WORK REQUIRED: State how many lines hold the string "pénzeszközátadás". Give the number and nothing else.

Saved entries:
━━━━━━━━

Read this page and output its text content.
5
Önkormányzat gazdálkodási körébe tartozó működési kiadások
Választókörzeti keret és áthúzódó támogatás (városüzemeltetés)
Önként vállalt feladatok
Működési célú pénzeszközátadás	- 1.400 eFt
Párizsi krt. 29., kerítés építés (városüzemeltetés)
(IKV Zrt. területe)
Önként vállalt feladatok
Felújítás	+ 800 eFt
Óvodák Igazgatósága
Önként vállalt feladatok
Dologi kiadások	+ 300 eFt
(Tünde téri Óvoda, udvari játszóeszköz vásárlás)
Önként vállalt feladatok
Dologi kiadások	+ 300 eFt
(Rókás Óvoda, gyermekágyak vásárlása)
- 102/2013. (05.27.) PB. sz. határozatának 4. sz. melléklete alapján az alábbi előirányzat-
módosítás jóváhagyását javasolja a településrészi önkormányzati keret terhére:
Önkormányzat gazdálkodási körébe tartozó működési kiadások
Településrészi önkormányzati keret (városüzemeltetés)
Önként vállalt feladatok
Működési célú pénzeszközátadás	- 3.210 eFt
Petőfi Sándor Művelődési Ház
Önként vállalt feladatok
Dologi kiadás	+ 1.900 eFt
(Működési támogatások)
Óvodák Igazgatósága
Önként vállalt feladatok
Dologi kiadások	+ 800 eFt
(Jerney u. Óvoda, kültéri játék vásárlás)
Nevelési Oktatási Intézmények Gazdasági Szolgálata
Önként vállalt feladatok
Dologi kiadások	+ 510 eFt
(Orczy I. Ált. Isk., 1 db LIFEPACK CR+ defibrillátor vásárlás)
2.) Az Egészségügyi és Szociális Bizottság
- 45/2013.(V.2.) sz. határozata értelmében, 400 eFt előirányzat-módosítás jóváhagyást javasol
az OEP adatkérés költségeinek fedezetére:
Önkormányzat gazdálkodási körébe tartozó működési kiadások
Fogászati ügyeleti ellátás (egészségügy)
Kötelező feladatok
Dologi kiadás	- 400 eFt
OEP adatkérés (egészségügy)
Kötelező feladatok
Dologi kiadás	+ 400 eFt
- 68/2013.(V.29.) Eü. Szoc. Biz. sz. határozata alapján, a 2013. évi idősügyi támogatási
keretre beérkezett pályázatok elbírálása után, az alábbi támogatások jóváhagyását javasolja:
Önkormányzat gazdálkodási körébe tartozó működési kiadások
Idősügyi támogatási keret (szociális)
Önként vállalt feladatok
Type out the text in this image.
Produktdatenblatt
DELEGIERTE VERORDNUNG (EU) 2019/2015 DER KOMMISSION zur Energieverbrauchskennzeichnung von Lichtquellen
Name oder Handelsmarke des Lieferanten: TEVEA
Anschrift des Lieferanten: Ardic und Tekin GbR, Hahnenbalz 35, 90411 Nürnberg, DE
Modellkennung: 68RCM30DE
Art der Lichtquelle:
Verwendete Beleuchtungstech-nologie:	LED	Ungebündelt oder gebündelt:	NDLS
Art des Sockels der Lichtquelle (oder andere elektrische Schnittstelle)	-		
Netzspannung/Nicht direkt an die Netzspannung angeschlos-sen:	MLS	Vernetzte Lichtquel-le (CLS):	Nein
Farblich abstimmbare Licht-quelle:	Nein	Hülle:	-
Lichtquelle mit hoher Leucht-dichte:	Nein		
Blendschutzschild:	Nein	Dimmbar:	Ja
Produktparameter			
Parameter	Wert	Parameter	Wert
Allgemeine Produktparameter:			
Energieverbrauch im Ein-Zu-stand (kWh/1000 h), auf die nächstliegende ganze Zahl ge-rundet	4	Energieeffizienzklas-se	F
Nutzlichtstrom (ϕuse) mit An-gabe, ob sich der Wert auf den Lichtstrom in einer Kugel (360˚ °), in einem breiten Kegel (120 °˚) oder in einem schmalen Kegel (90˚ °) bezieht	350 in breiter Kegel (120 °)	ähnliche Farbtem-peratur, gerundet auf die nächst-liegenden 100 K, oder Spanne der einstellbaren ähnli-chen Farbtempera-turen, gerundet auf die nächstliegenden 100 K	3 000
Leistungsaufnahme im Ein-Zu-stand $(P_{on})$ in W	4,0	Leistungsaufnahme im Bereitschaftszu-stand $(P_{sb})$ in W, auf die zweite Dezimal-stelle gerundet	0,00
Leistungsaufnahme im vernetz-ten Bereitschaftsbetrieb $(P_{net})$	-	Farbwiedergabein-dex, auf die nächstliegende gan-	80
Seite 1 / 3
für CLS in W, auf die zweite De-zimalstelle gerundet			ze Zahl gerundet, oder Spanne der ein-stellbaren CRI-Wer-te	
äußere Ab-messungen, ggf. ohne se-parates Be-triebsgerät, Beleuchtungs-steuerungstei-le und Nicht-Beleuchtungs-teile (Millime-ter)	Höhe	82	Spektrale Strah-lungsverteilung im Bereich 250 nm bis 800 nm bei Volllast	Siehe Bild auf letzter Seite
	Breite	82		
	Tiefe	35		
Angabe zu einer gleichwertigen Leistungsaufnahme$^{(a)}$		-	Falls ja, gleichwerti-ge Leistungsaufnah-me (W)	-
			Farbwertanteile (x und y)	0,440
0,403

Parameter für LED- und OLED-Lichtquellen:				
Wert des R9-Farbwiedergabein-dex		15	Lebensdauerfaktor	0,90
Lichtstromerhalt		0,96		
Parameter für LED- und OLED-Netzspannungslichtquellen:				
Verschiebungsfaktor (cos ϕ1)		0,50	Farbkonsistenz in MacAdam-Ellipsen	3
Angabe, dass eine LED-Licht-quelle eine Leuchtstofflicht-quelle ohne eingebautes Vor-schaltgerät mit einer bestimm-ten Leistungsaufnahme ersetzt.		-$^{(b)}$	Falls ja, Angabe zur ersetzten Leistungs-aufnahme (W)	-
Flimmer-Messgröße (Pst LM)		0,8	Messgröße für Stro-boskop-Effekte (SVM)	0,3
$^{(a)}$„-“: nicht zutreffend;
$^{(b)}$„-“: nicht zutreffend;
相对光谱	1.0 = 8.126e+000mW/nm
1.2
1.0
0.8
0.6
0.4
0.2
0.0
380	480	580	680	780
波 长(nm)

━━━━━━━━

COMPLETED EXERCISE: 2